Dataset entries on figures
########################################
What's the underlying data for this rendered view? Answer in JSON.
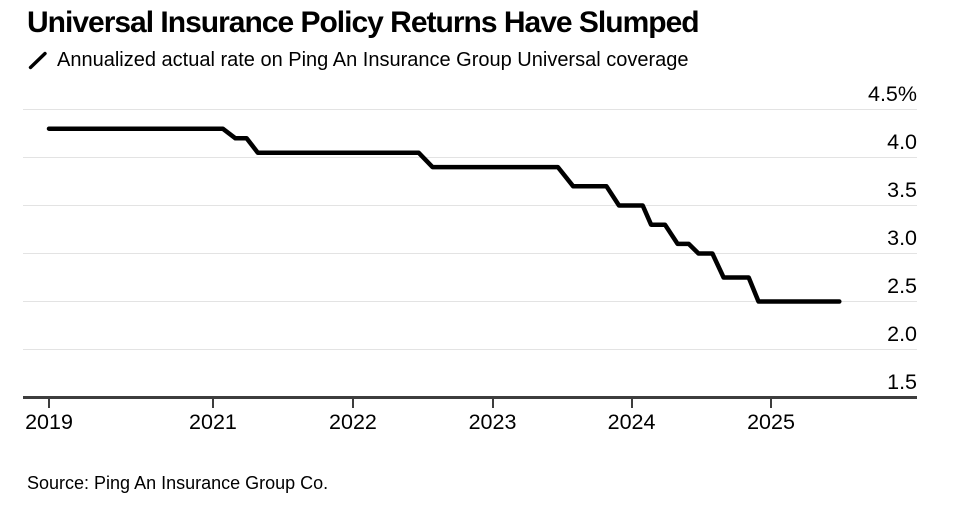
{
  "source": "Source: Ping An Insurance Group Co.",
  "colors": {
    "background": "#ffffff",
    "line": "#000000",
    "gridline": "#e3e3e3",
    "axis": "#3d3d3d",
    "text": "#000000"
  },
  "chart_data": {
    "type": "line",
    "style": "step",
    "title": "Universal Insurance Policy Returns Have Slumped",
    "legend": "Annualized actual rate on Ping An Insurance Group Universal coverage",
    "unit": "%",
    "grid": "horizontal-only",
    "legend_position": "top-left",
    "y_axis_side": "right",
    "ylim": [
      1.5,
      4.5
    ],
    "y_ticks": [
      4.5,
      4.0,
      3.5,
      3.0,
      2.5,
      2.0,
      1.5
    ],
    "y_tick_labels": [
      "4.5%",
      "4.0",
      "3.5",
      "3.0",
      "2.5",
      "2.0",
      "1.5"
    ],
    "x_axis_note": "time axis is compressed before 2021; no 2020 tick shown",
    "x_ticks": [
      {
        "label": "2019",
        "year": 2019,
        "pos": 0.0291
      },
      {
        "label": "2021",
        "year": 2021,
        "pos": 0.2125
      },
      {
        "label": "2022",
        "year": 2022,
        "pos": 0.3691
      },
      {
        "label": "2023",
        "year": 2023,
        "pos": 0.5252
      },
      {
        "label": "2024",
        "year": 2024,
        "pos": 0.6807
      },
      {
        "label": "2025",
        "year": 2025,
        "pos": 0.8367
      }
    ],
    "steps": [
      {
        "from": 2019.0,
        "to": 2021.07,
        "value": 4.3
      },
      {
        "from": 2021.16,
        "to": 2021.24,
        "value": 4.2
      },
      {
        "from": 2021.32,
        "to": 2022.47,
        "value": 4.05
      },
      {
        "from": 2022.57,
        "to": 2023.47,
        "value": 3.9
      },
      {
        "from": 2023.58,
        "to": 2023.82,
        "value": 3.7
      },
      {
        "from": 2023.91,
        "to": 2024.08,
        "value": 3.5
      },
      {
        "from": 2024.14,
        "to": 2024.24,
        "value": 3.3
      },
      {
        "from": 2024.33,
        "to": 2024.41,
        "value": 3.1
      },
      {
        "from": 2024.48,
        "to": 2024.58,
        "value": 3.0
      },
      {
        "from": 2024.66,
        "to": 2024.84,
        "value": 2.75
      },
      {
        "from": 2024.91,
        "to": 2025.49,
        "value": 2.5
      }
    ]
  }
}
########################################
From the listing above, pick out each line where the word "Universal" appears.

    "title": "Universal Insurance Policy Returns Have Slumped",
    "legend": "Annualized actual rate on Ping An Insurance Group Universal coverage",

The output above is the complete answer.